#### SOURCE PASSAGE:

Subject terms: Cancer genomics, Lung cancer
Lung cancer etiology has largely been studied in homogenous populations of European descent. Here, targeted sequencing in African American lung adenocarcinomas finds significantly higher prevalence of PTPRTand JAK2 mutations, validated independently by whole exome sequencing, highlighting potentially clinically actionable mutations in this population.
Introduction
Lung cancer is the leading cause of cancer-related death in the United States (U.S.) and the second most common form of cancer diagnosed in both men and women1. Since public health records began tracking differences in lung cancer incidence and mortality by racial and ethnic groups in the U.S., disparities between European Americans (EAs) and African Americans (AAs) have been identified2,3. Specifically, lung cancer incidence is higher in AAs, especially among men1. AAs also have the highest mortality rate and the lowest 5-year survival rate compared with other racial and ethnic groups1. The factors contributing to this health disparity are multifactorial4. For example, access to high quality health care is an important factor in lung cancer outcomes. In terms of incidence, it is likely that tobacco plays a role in the observed differences given that it is the leading etiological exposure associated with the lung cancer development4. However, AAs have a lower tobacco consumption overall compared with EAs5 and data show that the difference in lung cancer incidence persists at equal categories of cigarettes smoked per day6. This suggests a divergence in the etiology of lung cancer in the U.S. between racial and ethnic groups. As exposures are tightly linked with tumor biology7, it is possible that such differences in disease etiology could be reflected at the genomic level.
Our current understanding of lung cancer biology is primarily derived from populations of European descent. Given the persistent disparities that exist in lung cancer incidence and survival between AAs and EAs, it is important to characterize tumor biology across racial and ethnic groups. Large-scale genomic studies have highlighted genetic heterogeneity in lung cancer8–10. By identifying driver mutations, these studies have greatly contributed to the development of targeted pharmacological drugs for the treatment of cancer, and, through the ability to detect circulating tumor DNA, are also being leveraged for early diagnostics11. To date, few studies have investigated the somatic mutation landscape of lung cancer in AAs, and of those that have, the studies often included a small panel of genes or focused on hotspot mutations; others have focused on tumor tissue only12–15. Here, we report two genes, PTPRT and JAK2, that are recurrently mutated in lung adenocarcinoma (LUAD) among AAs.

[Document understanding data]
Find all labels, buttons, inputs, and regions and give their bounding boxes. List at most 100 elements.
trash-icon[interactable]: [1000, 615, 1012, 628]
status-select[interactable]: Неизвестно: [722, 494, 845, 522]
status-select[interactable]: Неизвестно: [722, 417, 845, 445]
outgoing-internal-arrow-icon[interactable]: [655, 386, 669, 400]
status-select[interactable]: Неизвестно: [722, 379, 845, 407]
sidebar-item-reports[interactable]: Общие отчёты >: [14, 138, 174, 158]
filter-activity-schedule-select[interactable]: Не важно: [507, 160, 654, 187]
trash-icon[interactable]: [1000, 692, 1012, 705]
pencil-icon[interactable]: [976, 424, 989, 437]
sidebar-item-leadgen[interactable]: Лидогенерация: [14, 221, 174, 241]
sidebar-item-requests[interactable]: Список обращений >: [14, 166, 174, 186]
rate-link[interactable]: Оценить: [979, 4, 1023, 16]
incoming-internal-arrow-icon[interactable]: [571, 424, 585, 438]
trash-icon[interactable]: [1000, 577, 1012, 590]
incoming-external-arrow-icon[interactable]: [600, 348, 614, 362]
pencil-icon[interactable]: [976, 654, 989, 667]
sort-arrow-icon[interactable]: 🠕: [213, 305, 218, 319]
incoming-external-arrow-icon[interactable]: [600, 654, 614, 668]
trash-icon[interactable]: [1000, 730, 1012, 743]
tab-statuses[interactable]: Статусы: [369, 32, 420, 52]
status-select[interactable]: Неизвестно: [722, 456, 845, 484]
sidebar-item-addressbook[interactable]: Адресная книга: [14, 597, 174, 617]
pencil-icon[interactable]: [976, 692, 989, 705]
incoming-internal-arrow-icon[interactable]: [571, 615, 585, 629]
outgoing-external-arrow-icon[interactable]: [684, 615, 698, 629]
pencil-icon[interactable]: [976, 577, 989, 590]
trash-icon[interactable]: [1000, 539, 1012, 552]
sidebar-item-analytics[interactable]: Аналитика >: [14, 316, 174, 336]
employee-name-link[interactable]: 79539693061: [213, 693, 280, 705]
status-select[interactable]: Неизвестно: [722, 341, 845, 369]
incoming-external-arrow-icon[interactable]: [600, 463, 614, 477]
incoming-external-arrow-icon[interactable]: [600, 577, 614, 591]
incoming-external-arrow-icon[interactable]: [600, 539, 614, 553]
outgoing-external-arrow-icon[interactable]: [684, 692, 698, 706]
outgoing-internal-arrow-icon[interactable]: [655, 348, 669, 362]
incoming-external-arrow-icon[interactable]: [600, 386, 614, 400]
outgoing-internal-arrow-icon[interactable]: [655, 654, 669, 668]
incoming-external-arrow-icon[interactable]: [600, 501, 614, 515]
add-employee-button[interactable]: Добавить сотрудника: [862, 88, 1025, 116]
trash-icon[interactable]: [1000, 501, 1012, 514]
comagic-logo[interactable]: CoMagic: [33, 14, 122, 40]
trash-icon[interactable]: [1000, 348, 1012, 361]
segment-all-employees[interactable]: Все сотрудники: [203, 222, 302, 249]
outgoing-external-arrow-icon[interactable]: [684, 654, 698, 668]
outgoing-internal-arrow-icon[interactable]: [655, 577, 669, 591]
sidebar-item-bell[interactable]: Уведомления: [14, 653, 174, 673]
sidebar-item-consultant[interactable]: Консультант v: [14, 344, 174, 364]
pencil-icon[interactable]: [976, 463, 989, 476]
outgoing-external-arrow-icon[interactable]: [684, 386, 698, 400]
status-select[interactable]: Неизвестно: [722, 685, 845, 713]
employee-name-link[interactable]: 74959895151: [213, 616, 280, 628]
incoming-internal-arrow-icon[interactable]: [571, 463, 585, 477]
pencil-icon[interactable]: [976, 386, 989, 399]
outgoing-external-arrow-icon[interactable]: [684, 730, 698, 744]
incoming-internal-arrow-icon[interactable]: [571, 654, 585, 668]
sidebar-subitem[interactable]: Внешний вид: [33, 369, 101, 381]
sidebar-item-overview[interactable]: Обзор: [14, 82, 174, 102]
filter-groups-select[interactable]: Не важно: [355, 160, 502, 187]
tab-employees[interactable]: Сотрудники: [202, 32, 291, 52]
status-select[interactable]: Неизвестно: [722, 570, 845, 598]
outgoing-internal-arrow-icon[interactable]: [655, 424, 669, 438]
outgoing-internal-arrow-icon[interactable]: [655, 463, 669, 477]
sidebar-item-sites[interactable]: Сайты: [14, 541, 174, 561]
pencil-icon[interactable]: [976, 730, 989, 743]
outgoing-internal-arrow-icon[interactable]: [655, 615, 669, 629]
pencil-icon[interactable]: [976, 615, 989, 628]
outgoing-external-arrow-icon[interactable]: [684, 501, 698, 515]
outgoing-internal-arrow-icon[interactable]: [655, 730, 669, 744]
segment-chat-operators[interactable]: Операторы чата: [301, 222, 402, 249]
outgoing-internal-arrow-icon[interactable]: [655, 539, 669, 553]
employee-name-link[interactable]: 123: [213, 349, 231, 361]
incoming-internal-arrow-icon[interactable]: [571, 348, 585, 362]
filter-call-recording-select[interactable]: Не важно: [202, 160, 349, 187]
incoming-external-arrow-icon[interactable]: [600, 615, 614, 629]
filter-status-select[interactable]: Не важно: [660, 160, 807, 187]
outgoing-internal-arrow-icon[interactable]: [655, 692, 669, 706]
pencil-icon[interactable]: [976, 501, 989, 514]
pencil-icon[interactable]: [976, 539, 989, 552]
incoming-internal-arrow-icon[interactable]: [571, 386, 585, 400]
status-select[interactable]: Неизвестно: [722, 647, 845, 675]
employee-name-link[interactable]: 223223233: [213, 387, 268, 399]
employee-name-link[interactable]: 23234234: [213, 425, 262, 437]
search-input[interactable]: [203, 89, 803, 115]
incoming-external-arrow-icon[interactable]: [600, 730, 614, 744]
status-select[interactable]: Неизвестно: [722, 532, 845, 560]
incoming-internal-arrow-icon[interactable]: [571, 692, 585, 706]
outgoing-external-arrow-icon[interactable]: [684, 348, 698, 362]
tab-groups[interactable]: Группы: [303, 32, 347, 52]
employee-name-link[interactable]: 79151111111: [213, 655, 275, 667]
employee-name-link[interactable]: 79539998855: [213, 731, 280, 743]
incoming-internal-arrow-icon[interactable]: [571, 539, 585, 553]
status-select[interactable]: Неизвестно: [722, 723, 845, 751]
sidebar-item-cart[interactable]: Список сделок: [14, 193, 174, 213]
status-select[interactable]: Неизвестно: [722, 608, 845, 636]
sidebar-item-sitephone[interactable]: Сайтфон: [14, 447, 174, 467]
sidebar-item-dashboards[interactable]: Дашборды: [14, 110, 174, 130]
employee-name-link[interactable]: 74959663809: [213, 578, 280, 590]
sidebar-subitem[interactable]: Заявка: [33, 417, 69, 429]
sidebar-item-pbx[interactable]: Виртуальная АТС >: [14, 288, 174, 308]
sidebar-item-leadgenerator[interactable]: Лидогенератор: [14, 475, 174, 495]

#### TASK INSTRUCTIONS:
In the lung cancer text, edit the span that starts with "Subject terms: Cancer" and ends with "in this population." by putting "frequency" in place of "prevalence".

#### YOUR RESPONSE:
Subject terms: Cancer genomics, Lung cancer
Lung cancer etiology has largely been studied in homogenous populations of European descent. Here, targeted sequencing in African American lung adenocarcinomas finds significantly higher frequency of PTPRTand JAK2 mutations, validated independently by whole exome sequencing, highlighting potentially clinically actionable mutations in this population.